- **What is required**: Look through the material below, count the lines containing the word "Gross", and state only the count.

- **Records for this task**:
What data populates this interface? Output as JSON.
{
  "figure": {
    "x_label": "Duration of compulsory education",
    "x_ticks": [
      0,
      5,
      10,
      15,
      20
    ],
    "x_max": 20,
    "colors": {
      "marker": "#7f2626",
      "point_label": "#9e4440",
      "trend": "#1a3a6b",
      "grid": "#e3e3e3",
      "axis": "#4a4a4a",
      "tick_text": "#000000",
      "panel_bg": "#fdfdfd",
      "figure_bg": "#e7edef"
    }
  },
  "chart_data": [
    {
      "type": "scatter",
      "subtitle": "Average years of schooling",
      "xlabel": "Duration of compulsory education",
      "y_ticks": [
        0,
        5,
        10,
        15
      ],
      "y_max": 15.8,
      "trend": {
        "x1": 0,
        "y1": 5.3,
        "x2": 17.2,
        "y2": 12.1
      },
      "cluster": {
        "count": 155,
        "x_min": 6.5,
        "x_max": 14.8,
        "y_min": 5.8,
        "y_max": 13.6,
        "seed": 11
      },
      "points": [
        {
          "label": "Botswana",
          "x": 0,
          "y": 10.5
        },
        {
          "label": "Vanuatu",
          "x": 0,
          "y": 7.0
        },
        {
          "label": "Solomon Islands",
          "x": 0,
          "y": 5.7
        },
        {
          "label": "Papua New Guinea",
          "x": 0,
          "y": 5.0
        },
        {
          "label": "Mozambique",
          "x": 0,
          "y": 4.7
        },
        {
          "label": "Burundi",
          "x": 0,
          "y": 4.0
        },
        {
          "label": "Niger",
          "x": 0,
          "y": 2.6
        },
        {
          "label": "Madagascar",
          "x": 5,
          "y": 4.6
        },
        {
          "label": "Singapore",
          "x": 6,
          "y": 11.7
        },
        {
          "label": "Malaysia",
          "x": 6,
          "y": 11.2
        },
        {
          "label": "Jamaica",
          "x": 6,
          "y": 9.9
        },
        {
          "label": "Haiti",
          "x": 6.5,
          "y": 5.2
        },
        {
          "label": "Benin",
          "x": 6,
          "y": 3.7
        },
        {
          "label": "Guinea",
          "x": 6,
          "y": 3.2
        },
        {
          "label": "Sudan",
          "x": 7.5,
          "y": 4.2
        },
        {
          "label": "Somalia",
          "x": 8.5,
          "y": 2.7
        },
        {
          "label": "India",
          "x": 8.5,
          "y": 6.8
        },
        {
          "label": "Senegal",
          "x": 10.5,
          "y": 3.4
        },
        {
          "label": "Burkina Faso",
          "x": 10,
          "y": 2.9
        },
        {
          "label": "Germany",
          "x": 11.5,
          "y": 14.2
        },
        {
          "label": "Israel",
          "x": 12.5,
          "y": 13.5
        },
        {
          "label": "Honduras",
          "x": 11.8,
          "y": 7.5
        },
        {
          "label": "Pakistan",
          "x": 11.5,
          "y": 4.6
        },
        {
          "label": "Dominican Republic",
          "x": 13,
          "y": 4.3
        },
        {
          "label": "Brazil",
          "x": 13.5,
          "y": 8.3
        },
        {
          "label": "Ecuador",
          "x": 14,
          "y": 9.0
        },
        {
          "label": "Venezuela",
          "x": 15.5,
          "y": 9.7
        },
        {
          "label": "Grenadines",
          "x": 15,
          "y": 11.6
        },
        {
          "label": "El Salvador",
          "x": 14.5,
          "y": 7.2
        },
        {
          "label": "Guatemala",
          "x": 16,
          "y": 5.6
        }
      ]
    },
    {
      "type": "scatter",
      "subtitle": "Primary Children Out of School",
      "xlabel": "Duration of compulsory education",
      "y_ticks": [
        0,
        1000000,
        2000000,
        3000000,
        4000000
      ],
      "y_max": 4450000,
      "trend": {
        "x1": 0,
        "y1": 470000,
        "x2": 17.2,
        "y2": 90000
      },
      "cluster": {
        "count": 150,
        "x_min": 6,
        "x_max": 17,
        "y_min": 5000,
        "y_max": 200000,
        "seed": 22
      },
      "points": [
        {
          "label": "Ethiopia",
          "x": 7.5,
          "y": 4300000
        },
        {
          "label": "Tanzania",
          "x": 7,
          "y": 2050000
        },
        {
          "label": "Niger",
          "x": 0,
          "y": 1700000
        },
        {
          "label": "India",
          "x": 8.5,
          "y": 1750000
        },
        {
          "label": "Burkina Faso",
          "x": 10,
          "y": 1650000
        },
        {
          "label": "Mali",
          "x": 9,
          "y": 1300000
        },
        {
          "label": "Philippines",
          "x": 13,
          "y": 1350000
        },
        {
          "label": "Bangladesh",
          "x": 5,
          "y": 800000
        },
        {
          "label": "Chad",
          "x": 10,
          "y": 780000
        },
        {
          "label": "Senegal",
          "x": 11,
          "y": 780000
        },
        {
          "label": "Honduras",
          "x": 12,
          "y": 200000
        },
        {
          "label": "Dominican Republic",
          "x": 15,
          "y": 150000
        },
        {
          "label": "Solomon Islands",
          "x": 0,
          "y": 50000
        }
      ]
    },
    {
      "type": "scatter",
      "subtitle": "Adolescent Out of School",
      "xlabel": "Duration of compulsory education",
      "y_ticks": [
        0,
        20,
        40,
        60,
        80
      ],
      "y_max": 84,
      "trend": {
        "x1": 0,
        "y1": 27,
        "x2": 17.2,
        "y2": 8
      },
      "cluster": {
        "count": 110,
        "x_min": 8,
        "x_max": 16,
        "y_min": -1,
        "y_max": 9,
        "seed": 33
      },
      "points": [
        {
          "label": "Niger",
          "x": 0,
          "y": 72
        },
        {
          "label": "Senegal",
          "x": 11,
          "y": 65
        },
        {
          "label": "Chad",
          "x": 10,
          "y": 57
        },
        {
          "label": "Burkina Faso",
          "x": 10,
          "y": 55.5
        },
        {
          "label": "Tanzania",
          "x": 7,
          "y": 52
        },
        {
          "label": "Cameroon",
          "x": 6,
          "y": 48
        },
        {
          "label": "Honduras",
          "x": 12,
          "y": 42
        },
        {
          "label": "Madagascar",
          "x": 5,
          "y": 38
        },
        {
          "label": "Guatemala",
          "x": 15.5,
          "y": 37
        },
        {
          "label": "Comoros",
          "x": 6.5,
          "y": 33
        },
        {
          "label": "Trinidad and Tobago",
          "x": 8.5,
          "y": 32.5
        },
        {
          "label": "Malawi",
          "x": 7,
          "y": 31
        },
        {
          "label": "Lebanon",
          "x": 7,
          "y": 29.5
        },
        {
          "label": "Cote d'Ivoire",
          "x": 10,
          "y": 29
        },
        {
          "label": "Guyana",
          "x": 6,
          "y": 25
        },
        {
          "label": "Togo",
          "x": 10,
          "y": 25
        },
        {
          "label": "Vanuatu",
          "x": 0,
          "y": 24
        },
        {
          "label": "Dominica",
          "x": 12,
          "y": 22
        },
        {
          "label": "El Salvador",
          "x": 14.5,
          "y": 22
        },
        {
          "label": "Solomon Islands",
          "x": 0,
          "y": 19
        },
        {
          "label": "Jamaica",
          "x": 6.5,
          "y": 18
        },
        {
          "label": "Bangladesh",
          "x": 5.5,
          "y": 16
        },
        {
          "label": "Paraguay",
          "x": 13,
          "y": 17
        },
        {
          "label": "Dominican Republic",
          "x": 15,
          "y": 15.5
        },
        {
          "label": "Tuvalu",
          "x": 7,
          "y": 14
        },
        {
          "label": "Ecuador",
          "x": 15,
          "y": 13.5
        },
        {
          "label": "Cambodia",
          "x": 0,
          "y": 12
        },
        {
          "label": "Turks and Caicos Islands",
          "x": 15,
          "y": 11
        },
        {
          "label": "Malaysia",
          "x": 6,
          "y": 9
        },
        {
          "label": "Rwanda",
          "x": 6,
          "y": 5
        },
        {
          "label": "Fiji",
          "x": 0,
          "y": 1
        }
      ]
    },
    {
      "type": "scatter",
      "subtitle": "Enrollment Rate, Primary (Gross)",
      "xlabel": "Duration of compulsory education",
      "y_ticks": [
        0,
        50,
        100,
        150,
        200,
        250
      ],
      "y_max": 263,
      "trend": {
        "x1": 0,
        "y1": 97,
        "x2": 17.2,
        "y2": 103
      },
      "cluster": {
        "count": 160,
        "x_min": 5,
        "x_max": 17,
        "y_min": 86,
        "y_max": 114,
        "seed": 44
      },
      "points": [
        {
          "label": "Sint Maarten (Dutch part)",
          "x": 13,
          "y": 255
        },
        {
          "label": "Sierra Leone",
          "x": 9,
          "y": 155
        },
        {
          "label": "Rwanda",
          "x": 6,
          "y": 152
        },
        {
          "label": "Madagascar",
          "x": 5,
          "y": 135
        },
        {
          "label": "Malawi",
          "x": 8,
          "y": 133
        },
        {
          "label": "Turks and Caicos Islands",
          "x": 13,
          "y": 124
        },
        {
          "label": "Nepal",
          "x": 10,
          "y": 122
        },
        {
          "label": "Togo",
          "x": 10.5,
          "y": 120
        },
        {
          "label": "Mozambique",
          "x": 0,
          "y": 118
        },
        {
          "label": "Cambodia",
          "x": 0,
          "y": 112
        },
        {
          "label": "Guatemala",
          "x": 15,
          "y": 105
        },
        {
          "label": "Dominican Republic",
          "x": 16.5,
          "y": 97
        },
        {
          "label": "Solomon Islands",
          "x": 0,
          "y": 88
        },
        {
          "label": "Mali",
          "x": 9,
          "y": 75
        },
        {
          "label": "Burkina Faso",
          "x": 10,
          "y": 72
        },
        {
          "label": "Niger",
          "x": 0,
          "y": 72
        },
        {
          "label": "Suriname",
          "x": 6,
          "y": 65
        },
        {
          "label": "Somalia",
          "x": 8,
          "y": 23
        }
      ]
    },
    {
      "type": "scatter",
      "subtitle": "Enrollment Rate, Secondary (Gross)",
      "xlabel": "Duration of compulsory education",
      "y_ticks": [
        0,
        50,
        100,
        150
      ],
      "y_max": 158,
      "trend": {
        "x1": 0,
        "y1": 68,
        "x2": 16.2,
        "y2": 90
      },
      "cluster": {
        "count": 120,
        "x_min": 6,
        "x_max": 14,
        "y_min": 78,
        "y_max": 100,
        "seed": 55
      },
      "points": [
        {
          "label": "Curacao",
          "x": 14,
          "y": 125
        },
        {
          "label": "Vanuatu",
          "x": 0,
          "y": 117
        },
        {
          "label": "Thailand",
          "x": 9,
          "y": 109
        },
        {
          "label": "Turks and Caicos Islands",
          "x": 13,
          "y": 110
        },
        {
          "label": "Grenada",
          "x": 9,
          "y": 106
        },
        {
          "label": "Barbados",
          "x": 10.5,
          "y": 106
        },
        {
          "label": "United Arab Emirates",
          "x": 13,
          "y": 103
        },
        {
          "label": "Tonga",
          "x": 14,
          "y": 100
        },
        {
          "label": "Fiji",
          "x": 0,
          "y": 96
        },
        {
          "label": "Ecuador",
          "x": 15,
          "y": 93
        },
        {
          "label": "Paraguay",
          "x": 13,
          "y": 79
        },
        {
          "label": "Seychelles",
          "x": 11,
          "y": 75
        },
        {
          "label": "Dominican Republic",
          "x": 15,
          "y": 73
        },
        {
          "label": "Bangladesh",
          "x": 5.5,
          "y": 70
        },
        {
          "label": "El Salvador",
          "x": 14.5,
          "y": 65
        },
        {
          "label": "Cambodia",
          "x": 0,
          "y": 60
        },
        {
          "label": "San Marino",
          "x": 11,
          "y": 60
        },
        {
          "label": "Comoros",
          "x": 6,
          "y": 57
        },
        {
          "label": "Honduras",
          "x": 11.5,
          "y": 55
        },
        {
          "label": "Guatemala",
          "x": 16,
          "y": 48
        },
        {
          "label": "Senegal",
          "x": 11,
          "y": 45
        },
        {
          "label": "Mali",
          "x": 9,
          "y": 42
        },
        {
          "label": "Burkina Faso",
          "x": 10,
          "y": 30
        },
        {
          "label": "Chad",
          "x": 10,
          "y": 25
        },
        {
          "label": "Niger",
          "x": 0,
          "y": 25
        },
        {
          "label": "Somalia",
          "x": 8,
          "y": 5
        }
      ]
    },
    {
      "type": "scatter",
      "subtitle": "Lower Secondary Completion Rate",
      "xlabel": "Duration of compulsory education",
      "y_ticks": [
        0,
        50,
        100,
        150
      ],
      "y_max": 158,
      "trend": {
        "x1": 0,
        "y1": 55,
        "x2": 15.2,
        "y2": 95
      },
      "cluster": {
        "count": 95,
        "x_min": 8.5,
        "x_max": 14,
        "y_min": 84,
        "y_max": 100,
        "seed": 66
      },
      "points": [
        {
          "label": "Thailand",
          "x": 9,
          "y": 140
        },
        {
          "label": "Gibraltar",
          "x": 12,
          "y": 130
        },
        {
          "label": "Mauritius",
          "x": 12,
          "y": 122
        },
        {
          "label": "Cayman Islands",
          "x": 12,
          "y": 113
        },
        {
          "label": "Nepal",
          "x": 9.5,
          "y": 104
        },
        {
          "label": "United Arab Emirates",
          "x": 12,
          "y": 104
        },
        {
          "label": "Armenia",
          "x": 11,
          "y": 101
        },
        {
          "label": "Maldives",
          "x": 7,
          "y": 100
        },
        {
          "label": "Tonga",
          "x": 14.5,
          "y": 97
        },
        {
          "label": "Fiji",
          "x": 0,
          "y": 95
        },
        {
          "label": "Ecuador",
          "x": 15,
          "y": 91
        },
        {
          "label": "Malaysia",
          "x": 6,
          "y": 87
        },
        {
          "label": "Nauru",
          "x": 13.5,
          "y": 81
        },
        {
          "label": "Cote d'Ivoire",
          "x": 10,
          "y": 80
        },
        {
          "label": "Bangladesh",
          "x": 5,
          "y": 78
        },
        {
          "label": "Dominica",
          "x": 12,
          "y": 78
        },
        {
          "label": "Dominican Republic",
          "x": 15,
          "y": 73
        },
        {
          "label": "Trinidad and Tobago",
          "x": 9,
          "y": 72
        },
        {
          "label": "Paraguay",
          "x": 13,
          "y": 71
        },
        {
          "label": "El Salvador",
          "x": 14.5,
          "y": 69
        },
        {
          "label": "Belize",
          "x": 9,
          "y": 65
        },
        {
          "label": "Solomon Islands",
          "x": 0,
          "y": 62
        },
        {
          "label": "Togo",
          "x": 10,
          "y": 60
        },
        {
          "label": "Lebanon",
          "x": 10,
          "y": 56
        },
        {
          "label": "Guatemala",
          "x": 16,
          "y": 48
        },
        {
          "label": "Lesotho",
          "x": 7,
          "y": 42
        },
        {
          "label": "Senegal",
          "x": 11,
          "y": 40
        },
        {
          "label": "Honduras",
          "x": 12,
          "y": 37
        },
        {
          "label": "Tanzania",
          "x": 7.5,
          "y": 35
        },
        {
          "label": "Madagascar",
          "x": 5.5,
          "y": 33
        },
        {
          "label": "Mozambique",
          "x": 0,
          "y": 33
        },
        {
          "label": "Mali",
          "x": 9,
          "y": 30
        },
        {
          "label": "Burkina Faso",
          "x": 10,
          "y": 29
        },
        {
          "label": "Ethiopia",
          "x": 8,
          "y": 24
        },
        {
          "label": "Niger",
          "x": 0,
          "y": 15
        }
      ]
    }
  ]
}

- **Final result**: 2